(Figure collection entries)
────────────────────────────────────────
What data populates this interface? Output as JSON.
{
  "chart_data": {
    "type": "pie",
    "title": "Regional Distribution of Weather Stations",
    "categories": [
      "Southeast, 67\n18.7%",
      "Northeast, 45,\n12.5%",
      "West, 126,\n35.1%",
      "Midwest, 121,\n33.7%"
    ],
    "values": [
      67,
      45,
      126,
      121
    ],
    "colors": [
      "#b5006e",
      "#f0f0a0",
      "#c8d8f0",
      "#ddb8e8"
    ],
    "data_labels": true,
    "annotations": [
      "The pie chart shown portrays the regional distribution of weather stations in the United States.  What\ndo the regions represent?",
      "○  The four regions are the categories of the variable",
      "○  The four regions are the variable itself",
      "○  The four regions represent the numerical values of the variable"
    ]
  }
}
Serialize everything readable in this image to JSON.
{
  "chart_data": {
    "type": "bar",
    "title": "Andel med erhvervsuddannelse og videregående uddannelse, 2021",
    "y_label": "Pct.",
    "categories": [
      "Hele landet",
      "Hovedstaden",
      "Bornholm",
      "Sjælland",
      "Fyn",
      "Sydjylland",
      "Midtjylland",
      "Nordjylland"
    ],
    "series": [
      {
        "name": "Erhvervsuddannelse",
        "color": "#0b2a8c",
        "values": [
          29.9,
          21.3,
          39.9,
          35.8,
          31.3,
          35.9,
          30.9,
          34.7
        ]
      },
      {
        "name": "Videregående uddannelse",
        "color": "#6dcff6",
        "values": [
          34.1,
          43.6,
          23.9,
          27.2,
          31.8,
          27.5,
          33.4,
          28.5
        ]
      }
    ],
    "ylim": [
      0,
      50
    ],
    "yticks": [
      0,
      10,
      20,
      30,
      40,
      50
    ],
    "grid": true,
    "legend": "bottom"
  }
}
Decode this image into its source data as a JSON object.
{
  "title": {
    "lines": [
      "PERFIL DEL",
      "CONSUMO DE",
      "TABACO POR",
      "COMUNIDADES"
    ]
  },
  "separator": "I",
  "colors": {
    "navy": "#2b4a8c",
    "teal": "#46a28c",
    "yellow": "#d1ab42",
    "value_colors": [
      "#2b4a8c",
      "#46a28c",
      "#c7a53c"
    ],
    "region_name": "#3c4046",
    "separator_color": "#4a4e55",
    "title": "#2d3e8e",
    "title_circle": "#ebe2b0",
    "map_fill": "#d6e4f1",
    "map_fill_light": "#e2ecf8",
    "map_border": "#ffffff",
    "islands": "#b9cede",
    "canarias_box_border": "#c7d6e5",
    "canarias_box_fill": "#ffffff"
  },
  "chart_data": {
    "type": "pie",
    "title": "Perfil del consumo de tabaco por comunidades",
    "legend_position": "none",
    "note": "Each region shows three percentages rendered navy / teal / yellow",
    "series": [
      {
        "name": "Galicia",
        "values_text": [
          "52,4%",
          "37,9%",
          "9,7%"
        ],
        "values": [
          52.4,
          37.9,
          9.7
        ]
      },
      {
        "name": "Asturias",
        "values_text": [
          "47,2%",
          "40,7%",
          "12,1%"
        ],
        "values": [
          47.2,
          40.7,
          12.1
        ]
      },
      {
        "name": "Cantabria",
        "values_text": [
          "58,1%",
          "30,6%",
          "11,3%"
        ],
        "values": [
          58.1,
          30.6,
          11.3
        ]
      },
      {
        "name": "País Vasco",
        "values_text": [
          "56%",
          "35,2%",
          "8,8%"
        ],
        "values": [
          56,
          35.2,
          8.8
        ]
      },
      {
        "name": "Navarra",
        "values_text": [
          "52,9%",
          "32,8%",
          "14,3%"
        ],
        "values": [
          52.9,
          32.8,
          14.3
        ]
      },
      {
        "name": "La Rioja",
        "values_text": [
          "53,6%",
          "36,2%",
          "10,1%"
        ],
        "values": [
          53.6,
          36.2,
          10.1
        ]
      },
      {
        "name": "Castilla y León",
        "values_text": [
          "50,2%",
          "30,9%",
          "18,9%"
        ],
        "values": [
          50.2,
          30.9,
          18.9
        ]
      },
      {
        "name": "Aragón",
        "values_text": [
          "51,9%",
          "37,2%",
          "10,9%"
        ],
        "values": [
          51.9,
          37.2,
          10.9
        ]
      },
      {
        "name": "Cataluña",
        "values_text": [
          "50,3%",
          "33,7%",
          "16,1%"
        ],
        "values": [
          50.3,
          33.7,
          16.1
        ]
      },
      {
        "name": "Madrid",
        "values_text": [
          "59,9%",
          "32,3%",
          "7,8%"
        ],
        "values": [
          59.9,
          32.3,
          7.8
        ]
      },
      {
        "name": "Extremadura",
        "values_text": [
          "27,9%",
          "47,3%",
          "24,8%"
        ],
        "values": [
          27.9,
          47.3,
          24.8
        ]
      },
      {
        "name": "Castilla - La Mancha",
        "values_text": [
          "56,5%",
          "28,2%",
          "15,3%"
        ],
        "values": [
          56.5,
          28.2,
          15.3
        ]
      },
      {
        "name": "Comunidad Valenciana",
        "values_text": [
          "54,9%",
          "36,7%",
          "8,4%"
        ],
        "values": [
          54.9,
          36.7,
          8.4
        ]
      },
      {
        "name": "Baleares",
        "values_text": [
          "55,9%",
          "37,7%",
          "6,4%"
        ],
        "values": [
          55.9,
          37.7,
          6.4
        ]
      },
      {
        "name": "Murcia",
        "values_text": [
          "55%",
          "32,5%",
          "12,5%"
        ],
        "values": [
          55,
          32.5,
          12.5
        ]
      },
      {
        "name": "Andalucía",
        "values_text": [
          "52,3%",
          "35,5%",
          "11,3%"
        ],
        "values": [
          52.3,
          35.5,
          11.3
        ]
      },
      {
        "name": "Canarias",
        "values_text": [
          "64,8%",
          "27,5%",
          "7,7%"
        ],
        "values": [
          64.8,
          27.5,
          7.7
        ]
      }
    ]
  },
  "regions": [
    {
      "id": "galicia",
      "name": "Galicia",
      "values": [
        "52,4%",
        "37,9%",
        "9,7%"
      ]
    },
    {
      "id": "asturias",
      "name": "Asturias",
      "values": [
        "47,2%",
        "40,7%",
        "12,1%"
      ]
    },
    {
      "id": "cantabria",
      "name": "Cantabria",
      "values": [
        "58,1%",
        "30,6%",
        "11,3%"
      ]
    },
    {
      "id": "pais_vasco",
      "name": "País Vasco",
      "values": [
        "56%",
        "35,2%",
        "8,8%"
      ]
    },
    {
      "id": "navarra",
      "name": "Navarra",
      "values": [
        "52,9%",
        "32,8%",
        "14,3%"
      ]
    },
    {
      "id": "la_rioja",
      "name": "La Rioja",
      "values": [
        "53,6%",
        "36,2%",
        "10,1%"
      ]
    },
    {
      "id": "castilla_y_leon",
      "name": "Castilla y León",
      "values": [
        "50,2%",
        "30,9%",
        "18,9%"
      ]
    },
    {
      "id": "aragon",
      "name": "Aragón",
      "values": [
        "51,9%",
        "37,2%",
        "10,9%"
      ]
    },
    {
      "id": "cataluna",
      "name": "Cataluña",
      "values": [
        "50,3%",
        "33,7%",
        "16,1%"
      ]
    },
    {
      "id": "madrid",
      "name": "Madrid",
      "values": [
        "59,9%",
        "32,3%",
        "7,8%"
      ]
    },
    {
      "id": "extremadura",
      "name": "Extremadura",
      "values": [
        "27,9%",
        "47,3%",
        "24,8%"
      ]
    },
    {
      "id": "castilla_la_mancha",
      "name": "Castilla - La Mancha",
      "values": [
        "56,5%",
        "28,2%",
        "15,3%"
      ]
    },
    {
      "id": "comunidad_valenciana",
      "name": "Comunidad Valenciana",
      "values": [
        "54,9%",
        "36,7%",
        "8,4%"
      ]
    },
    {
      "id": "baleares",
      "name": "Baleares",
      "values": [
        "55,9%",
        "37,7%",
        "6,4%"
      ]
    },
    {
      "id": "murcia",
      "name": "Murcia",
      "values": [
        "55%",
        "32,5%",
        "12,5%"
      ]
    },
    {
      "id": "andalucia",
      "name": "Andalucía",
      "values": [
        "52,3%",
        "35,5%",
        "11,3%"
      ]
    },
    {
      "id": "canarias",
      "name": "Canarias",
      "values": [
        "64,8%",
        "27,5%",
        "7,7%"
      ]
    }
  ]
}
────────────────────────────────────────
Given problem ->
State the count of lines above containing the string "four", and add nothing to it.

Problem solution ->
3